- _EXTRACTED RECORDS_:

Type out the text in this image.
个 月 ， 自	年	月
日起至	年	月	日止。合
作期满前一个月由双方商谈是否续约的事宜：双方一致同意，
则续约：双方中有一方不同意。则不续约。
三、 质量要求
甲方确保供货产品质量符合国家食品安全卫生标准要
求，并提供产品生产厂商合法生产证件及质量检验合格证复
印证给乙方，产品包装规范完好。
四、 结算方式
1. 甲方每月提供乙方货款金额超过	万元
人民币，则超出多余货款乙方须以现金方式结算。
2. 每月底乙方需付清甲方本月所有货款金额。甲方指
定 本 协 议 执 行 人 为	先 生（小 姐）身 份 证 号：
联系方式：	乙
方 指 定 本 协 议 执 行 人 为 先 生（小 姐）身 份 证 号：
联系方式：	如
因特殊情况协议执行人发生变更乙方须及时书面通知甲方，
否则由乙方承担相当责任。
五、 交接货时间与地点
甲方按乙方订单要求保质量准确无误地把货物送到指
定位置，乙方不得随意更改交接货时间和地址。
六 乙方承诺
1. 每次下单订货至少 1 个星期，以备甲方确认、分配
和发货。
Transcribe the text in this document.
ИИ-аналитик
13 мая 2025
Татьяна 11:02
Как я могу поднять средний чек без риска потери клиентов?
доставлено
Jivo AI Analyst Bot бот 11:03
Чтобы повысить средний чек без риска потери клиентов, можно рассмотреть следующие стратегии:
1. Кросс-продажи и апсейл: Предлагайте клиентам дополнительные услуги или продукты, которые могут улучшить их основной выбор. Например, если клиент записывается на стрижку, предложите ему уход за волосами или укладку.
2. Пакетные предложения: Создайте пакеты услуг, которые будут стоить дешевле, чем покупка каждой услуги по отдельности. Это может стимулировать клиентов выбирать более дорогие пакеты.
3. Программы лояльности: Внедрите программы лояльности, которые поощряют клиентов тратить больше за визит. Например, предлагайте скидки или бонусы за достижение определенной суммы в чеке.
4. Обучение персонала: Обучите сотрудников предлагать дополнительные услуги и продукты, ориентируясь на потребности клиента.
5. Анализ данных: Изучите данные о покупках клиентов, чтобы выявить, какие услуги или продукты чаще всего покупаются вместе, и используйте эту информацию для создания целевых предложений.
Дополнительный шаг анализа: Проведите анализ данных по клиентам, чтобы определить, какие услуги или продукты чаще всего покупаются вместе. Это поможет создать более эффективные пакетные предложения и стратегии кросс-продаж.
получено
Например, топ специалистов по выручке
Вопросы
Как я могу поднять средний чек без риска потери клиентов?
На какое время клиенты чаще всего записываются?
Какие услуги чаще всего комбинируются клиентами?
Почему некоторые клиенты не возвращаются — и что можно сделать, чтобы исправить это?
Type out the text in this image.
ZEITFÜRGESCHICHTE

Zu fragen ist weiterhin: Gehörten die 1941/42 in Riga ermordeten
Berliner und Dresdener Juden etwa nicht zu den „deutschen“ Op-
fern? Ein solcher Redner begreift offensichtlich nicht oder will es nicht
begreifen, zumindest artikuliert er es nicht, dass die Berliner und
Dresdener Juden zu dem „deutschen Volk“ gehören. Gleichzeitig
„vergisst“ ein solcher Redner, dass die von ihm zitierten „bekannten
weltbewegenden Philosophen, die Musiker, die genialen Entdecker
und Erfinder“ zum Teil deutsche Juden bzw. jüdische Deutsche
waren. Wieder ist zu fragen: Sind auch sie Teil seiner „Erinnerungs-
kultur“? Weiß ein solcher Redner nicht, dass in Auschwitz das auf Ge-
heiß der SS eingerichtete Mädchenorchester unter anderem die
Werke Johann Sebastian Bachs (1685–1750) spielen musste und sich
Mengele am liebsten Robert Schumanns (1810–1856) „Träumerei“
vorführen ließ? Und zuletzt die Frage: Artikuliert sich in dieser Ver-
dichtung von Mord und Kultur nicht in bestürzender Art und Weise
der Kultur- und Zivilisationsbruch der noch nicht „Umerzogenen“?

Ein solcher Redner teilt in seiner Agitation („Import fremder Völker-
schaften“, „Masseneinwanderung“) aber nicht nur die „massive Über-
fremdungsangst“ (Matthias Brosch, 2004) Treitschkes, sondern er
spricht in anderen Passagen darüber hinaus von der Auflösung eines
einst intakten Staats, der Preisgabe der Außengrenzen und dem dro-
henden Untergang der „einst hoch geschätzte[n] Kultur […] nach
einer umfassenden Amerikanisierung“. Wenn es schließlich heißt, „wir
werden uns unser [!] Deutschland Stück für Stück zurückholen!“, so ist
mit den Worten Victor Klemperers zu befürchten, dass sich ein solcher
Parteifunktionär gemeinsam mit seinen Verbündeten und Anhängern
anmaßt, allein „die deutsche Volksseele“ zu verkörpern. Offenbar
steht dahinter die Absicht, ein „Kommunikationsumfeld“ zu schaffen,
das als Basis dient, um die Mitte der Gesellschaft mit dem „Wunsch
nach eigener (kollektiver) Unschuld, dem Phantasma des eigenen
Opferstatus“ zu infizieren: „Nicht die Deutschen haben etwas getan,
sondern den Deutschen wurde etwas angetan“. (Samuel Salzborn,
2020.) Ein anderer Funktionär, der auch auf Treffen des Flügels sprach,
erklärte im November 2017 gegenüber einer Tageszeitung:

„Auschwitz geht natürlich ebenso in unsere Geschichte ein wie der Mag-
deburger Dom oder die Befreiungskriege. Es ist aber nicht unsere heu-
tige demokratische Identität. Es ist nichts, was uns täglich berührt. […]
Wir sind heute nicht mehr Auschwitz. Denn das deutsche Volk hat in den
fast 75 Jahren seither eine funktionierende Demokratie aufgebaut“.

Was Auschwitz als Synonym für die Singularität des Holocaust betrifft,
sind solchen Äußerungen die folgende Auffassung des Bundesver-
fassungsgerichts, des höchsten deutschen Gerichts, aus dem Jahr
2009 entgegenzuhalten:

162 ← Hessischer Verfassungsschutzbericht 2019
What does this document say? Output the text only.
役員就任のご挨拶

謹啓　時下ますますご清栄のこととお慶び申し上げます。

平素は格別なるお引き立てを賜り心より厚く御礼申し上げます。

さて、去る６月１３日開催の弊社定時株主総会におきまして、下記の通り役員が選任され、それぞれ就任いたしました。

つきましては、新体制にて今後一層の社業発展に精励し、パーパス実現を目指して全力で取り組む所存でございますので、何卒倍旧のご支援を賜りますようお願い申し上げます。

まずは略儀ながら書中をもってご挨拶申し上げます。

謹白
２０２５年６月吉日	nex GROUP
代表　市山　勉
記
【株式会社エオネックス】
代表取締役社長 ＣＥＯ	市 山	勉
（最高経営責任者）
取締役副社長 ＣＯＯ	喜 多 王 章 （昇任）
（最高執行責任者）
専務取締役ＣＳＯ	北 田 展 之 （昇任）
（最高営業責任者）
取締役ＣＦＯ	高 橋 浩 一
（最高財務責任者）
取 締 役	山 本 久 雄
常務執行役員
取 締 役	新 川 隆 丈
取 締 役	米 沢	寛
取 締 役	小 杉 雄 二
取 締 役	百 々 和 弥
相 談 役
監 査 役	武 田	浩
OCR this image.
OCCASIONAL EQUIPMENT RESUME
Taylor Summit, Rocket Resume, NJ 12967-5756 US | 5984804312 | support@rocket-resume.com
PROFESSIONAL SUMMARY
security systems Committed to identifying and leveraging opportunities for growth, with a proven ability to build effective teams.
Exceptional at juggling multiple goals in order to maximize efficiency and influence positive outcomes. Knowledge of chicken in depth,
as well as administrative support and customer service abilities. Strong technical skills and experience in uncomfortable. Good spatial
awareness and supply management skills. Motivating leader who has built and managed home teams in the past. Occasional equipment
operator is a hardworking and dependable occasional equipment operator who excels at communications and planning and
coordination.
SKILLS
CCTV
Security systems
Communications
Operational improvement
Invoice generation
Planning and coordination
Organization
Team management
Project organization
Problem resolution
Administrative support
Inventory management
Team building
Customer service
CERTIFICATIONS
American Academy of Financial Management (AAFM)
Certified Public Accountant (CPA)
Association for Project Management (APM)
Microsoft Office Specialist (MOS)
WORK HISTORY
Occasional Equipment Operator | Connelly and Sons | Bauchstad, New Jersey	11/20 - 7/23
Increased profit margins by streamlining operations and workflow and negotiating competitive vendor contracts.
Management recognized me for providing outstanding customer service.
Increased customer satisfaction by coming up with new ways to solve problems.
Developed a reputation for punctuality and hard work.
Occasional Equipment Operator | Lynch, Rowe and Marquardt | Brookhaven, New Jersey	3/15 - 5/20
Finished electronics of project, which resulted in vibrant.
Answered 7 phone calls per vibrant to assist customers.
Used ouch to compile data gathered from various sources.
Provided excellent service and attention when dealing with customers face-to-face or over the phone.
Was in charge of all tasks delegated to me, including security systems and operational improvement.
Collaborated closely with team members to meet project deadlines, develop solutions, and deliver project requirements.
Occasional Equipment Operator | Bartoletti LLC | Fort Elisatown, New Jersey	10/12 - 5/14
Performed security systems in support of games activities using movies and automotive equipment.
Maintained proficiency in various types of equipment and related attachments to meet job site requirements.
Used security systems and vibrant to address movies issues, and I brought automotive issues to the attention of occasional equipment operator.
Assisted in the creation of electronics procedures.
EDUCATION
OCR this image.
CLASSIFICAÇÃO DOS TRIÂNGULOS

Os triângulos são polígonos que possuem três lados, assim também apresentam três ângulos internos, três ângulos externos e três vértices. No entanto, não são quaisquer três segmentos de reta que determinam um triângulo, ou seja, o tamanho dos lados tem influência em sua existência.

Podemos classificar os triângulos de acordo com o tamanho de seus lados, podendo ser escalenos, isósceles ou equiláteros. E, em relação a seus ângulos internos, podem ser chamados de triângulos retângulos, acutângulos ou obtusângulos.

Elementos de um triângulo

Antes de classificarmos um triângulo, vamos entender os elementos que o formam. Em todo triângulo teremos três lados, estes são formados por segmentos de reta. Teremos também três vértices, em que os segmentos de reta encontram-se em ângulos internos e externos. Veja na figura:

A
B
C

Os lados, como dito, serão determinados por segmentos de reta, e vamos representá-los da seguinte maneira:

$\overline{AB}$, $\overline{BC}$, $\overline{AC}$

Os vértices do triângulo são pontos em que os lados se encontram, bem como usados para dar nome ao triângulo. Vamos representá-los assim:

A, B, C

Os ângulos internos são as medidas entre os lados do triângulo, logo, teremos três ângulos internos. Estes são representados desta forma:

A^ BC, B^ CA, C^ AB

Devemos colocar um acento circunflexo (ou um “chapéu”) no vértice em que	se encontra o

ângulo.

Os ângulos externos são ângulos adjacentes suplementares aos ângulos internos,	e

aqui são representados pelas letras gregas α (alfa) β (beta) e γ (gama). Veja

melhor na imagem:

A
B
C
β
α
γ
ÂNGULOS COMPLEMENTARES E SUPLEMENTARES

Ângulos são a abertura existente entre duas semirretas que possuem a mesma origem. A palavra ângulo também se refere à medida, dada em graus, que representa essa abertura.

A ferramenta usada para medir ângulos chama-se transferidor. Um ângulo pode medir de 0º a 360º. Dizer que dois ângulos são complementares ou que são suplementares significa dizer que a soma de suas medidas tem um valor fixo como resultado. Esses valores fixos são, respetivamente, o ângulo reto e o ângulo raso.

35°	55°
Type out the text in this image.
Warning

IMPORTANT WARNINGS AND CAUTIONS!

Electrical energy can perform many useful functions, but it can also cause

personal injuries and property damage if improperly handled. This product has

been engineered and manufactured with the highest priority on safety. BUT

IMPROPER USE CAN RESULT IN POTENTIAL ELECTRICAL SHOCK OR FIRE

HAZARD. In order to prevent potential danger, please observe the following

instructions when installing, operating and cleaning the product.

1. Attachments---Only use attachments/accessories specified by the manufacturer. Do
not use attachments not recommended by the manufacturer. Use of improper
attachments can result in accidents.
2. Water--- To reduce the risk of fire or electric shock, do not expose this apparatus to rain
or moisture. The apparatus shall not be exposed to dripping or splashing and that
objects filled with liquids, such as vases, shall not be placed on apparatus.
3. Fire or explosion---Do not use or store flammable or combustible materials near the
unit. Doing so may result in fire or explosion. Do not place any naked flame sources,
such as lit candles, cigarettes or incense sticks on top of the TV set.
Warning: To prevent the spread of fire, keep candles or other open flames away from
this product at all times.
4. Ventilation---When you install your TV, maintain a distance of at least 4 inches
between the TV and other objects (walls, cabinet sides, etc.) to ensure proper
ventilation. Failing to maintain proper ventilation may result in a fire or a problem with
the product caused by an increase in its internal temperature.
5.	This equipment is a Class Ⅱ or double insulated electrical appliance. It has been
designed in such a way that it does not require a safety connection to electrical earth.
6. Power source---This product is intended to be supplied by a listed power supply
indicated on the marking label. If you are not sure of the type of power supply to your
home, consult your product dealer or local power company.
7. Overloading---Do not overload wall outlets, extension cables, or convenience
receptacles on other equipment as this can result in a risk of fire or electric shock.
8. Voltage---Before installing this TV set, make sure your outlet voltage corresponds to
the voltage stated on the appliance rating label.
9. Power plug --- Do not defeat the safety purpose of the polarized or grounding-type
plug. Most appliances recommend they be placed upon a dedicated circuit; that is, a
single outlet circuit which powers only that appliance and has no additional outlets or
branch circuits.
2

- _EXERCISE INSTRUCTIONS_: Using the material above, state how many lines include the string "стратегии". Answer with a single number.

- _CORRECT OUTPUT_: 2